### [SHORT EXERCISE]
Wherever the word "zapřažen" appears in the entries, copy the whole line.

Some records:
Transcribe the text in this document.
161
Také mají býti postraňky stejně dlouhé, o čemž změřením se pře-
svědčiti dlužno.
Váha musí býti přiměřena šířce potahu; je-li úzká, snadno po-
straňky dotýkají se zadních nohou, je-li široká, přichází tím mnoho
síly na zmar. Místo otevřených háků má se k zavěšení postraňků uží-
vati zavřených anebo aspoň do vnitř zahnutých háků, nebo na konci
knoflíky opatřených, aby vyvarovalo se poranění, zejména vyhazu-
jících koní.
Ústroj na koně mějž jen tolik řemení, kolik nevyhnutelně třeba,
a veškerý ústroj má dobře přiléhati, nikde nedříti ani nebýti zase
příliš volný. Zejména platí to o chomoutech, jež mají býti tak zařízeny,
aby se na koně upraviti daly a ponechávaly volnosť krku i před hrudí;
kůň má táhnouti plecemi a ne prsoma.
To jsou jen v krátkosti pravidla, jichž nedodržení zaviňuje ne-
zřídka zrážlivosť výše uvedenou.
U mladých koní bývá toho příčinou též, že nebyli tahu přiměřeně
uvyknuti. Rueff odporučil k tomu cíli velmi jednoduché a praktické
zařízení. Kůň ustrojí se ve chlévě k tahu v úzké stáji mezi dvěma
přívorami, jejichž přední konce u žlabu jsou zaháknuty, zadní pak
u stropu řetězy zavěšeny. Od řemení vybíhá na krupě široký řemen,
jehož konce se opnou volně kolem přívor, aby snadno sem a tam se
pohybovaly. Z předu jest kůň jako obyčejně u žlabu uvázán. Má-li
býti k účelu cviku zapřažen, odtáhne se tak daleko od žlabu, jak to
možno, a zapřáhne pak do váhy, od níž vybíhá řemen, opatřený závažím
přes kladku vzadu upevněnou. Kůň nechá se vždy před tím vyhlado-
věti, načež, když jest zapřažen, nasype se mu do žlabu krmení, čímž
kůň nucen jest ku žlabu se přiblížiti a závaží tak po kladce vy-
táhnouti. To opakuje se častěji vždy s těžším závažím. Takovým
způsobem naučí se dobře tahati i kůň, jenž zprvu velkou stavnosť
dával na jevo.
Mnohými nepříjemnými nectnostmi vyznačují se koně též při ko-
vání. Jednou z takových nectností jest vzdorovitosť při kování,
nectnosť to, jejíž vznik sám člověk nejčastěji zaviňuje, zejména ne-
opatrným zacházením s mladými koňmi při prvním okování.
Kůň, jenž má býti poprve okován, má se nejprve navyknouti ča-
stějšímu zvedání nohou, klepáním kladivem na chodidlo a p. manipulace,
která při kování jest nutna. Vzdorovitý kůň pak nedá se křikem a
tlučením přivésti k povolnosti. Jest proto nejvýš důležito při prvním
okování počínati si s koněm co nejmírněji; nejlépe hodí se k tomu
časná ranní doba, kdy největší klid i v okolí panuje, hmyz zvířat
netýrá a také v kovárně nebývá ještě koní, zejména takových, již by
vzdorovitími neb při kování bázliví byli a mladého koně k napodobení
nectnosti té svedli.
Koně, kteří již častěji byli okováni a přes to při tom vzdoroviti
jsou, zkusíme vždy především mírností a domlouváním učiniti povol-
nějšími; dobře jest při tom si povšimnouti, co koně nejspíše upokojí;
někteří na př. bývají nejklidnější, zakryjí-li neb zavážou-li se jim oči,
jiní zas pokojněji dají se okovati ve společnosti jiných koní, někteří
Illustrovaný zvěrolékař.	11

### [EXERCISE ANSWER]
býti k účelu cviku zapřažen, odtáhne se tak daleko od žlabu, jak to
věti, načež, když jest zapřažen, nasype se mu do žlabu krmení, čímž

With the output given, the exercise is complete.